Stored records:
-=-=-
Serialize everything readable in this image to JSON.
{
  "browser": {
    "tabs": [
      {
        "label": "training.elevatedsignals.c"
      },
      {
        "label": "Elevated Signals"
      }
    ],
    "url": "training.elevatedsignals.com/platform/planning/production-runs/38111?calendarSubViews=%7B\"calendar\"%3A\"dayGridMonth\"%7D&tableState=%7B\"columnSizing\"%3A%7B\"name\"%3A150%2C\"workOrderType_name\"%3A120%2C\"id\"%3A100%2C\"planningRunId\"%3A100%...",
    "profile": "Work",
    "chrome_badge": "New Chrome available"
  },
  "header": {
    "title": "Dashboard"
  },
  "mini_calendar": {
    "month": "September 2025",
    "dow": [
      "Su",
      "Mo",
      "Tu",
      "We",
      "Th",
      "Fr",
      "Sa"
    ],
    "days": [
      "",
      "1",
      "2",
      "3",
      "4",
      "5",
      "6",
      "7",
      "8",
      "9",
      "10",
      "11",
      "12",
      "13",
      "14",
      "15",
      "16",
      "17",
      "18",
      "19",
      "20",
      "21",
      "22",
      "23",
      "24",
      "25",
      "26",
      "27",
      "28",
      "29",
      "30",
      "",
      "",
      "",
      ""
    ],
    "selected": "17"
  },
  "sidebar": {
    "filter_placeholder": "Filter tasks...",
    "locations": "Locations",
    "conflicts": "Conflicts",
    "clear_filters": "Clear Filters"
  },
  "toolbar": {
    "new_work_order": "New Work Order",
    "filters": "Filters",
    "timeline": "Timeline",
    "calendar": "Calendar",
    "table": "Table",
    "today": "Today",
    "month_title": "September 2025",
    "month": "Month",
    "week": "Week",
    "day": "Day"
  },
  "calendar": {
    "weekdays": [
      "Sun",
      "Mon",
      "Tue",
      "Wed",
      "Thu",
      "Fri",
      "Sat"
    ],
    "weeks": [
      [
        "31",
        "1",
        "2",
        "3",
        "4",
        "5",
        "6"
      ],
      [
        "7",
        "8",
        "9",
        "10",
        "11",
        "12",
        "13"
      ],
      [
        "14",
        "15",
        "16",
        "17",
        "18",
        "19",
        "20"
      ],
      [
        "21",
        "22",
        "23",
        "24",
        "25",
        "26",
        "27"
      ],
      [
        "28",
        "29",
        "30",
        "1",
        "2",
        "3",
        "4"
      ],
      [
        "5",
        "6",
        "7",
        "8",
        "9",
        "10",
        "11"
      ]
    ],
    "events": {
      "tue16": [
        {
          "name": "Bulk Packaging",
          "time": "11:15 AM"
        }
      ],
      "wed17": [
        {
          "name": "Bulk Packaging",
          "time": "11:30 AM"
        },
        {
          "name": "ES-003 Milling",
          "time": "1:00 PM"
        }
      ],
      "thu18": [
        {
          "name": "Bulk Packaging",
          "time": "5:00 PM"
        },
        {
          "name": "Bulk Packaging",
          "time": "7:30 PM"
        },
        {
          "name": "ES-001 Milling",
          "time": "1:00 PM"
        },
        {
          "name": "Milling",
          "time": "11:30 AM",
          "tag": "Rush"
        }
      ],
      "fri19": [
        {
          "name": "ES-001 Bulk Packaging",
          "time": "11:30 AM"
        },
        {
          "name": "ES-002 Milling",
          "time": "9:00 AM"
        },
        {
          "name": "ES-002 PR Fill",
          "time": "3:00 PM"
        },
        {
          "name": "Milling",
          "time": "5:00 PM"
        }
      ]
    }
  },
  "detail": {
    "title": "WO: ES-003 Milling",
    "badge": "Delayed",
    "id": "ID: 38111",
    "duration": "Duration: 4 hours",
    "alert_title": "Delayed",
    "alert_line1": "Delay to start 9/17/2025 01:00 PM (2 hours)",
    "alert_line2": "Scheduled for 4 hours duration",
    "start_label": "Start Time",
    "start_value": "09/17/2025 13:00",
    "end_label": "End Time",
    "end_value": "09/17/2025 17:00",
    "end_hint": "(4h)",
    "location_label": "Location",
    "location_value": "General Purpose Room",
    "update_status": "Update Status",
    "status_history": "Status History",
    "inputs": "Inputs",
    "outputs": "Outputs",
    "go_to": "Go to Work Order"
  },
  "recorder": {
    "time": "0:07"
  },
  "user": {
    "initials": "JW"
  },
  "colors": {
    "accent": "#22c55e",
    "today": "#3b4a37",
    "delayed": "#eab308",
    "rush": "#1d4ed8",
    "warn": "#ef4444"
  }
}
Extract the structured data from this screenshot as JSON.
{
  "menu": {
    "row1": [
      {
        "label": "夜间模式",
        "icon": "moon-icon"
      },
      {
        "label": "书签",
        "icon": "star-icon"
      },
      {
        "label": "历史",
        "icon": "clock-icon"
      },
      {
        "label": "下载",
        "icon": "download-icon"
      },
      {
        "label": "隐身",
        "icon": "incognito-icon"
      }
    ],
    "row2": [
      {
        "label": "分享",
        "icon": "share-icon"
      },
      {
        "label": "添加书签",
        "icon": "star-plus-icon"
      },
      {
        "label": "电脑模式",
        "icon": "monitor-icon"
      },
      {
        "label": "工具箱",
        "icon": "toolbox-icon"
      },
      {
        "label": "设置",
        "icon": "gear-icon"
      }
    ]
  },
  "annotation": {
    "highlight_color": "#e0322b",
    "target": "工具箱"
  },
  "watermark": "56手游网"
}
-=-=-
Task goal: In the lines above, find each one with "JSON" and list it.

Task solution:
Serialize everything readable in this image to JSON.
Extract the structured data from this screenshot as JSON.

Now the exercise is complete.